• _Requirement_
Reproduce verbatim the line where "Read this page and output its text content." occurs, along with all following lines down to the last line of the data.

Data records:

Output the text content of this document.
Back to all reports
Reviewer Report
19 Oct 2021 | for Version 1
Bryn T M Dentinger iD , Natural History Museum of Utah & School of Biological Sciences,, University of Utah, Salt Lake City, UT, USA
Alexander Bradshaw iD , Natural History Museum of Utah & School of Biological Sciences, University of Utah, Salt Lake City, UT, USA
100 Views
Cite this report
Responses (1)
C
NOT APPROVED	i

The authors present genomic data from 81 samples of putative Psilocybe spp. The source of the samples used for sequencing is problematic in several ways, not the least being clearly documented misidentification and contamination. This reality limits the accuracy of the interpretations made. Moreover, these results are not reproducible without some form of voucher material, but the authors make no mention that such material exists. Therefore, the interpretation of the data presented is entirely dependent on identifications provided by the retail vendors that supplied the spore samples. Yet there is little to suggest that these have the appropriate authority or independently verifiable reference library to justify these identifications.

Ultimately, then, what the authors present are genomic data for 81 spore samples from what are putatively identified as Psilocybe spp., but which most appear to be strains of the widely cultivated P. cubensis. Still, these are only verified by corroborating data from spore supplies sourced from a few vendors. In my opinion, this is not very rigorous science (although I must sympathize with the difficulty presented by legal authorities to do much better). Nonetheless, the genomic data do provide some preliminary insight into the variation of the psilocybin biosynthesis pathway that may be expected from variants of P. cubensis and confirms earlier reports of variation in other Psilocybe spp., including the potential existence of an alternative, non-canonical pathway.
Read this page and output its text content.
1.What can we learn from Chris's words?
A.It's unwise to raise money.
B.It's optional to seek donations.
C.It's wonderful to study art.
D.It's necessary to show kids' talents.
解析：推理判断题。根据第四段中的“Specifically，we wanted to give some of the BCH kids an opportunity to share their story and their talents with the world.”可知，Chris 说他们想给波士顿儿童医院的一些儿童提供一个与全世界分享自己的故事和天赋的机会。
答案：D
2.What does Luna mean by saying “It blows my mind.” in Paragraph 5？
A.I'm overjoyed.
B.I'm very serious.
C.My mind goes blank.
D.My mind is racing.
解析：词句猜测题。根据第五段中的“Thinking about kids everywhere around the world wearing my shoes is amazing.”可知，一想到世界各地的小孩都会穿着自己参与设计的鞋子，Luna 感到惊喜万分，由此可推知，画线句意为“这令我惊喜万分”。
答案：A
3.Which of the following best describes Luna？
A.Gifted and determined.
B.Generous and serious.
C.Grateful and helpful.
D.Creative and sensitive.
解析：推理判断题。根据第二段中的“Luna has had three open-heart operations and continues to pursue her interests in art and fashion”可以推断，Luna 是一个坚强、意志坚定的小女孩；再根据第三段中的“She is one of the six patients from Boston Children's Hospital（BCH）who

• _Expected output_
Read this page and output its text content.
1.What can we learn from Chris's words?
A.It's unwise to raise money.
B.It's optional to seek donations.
C.It's wonderful to study art.
D.It's necessary to show kids' talents.
解析：推理判断题。根据第四段中的“Specifically，we wanted to give some of the BCH kids an opportunity to share their story and their talents with the world.”可知，Chris 说他们想给波士顿儿童医院的一些儿童提供一个与全世界分享自己的故事和天赋的机会。
答案：D
2.What does Luna mean by saying “It blows my mind.” in Paragraph 5？
A.I'm overjoyed.
B.I'm very serious.
C.My mind goes blank.
D.My mind is racing.
解析：词句猜测题。根据第五段中的“Thinking about kids everywhere around the world wearing my shoes is amazing.”可知，一想到世界各地的小孩都会穿着自己参与设计的鞋子，Luna 感到惊喜万分，由此可推知，画线句意为“这令我惊喜万分”。
答案：A
3.Which of the following best describes Luna？
A.Gifted and determined.
B.Generous and serious.
C.Grateful and helpful.
D.Creative and sensitive.
解析：推理判断题。根据第二段中的“Luna has had three open-heart operations and continues to pursue her interests in art and fashion”可以推断，Luna 是一个坚强、意志坚定的小女孩；再根据第三段中的“She is one of the six patients from Boston Children's Hospital（BCH）who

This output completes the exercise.